» **Task goal**: Lines containing the word "αὐτοῖς" should be extracted in full.

» **Dataset excerpts**:
+ + +

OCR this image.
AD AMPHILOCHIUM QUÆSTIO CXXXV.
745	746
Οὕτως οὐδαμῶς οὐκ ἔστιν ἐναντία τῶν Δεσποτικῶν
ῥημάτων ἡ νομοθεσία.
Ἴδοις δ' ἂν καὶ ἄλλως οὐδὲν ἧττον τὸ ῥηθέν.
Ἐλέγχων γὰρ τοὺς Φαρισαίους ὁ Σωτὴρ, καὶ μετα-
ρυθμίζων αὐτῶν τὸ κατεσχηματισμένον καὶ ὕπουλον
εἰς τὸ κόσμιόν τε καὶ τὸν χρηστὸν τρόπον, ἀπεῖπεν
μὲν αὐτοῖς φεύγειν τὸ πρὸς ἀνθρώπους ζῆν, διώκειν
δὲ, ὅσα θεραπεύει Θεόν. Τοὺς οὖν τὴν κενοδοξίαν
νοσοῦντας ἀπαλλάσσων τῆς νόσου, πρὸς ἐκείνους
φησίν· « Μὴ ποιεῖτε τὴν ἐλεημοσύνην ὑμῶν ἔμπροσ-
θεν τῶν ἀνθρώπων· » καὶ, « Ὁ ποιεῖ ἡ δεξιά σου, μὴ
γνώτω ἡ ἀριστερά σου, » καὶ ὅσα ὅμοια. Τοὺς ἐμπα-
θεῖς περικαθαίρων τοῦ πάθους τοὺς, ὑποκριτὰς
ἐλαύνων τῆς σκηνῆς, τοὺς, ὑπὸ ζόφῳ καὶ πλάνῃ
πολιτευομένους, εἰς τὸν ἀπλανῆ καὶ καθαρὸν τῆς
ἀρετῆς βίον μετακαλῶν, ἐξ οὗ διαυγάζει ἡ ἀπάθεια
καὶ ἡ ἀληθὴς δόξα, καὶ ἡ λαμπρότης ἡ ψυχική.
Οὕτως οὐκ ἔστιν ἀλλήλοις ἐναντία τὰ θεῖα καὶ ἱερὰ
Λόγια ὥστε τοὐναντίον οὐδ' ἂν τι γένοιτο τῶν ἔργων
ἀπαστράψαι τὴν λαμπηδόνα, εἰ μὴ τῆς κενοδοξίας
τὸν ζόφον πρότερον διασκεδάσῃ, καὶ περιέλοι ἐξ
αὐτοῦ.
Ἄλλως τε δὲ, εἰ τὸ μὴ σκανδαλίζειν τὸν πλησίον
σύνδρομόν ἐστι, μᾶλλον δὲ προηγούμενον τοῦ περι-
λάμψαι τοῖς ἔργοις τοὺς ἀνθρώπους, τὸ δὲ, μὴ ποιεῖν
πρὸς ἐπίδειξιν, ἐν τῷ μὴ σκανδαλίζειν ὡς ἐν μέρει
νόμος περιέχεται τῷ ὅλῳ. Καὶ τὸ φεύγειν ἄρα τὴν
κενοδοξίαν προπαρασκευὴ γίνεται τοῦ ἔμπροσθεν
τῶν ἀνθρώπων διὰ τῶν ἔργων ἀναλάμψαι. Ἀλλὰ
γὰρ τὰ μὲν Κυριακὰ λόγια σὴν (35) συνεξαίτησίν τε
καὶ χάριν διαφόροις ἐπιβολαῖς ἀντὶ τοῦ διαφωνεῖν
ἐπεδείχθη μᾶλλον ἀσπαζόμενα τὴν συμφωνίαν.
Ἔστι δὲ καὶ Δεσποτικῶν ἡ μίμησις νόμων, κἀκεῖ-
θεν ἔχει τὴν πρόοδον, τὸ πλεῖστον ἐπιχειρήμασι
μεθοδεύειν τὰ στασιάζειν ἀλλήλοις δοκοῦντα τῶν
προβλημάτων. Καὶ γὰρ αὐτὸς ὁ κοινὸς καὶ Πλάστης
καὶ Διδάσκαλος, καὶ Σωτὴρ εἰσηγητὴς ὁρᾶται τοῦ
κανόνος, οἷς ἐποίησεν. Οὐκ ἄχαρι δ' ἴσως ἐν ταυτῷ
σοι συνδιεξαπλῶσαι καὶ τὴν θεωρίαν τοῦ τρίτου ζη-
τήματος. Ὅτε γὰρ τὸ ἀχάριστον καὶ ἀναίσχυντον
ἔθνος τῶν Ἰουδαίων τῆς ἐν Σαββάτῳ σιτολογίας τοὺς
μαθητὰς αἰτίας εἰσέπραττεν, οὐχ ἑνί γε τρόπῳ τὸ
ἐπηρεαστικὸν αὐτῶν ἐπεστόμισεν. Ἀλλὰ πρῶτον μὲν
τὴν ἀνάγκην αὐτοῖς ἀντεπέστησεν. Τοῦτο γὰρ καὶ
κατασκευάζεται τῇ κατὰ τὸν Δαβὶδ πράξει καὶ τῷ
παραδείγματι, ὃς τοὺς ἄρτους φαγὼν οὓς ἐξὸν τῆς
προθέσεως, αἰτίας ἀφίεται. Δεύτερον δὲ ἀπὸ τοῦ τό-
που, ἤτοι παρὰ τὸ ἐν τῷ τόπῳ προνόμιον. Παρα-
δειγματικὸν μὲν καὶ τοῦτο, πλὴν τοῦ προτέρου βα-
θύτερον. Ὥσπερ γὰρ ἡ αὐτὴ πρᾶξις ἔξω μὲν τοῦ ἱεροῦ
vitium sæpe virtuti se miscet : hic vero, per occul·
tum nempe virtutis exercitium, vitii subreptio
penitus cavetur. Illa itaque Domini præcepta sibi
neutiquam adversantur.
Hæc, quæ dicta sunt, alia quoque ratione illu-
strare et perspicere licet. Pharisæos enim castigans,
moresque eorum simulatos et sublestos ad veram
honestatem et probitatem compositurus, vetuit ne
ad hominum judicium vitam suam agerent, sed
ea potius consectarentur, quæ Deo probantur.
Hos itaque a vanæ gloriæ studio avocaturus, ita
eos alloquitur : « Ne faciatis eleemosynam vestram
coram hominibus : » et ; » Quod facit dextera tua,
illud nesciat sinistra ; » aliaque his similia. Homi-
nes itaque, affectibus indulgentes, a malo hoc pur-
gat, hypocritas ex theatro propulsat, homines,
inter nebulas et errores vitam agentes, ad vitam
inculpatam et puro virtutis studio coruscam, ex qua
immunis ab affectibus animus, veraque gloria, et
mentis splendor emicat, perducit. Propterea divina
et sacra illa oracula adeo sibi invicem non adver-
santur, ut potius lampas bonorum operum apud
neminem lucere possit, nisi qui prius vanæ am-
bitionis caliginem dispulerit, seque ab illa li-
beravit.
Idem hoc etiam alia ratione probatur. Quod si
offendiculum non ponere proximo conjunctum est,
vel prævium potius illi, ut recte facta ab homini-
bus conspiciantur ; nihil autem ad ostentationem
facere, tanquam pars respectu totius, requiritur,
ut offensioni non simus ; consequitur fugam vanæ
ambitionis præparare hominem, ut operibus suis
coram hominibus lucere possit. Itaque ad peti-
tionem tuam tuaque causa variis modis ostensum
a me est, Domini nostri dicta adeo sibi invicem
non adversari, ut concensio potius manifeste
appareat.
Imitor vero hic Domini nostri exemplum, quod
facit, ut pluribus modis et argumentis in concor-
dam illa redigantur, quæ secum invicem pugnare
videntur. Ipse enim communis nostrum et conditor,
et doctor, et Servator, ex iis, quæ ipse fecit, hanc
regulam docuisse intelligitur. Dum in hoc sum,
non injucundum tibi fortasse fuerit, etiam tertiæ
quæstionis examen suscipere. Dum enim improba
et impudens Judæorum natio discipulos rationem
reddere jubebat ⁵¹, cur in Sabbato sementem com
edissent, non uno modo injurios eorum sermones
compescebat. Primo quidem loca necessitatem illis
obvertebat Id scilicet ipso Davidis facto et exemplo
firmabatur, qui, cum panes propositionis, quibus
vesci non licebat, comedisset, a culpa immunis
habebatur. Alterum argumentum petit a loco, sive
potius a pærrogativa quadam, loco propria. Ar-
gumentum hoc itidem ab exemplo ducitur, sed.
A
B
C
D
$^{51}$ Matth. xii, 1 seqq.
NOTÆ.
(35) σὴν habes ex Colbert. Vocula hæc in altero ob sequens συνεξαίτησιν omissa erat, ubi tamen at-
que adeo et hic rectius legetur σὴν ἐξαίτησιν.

+ + +

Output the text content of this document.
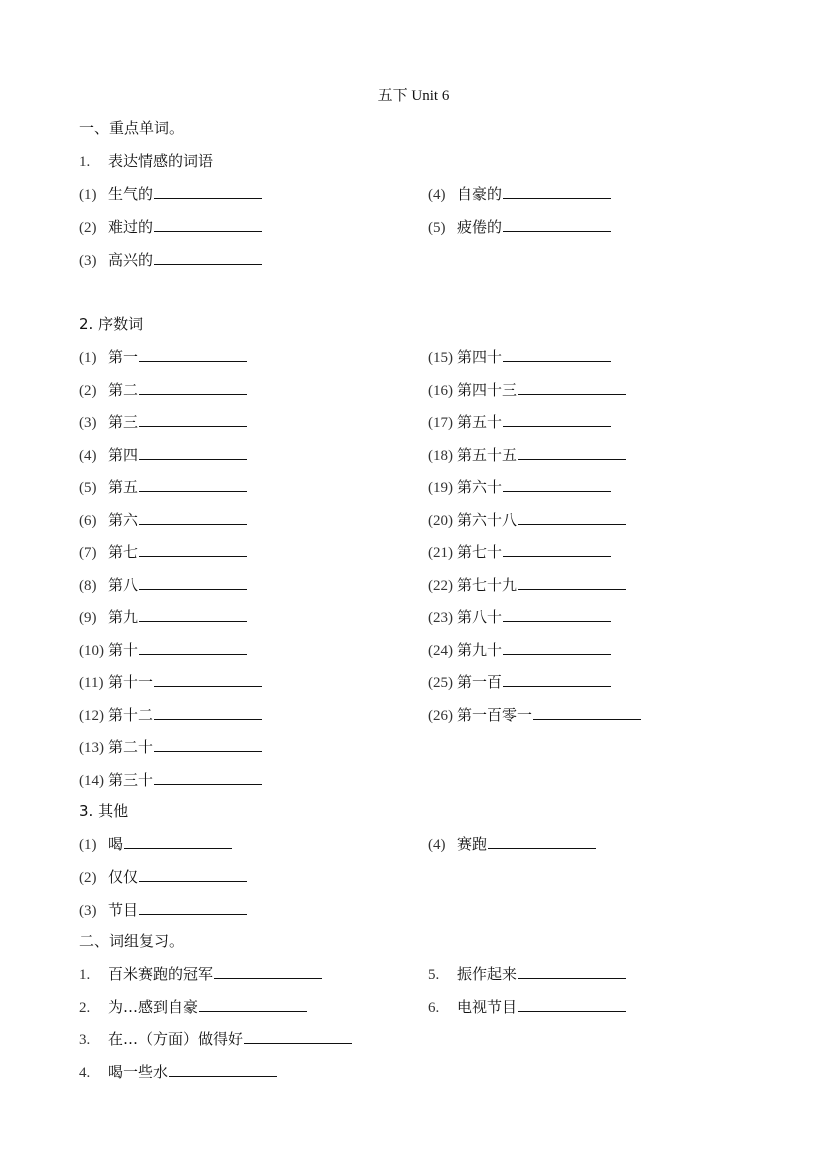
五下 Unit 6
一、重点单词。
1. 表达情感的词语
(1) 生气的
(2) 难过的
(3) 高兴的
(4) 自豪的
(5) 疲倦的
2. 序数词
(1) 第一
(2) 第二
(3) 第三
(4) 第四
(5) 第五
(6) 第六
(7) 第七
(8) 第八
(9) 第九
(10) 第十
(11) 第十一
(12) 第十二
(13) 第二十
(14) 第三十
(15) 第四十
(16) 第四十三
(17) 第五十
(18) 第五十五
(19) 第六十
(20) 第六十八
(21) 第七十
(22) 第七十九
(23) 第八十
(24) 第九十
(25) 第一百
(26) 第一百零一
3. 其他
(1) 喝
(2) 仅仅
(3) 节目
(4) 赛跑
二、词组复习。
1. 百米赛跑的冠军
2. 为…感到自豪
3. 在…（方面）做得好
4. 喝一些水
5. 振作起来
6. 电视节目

+ + +

» **Correct response**:
μὲν αὐτοῖς φεύγειν τὸ πρὸς ἀνθρώπους ζῆν, διώκειν
τὴν ἀνάγκην αὐτοῖς ἀντεπέστησεν. Τοῦτο γὰρ καὶ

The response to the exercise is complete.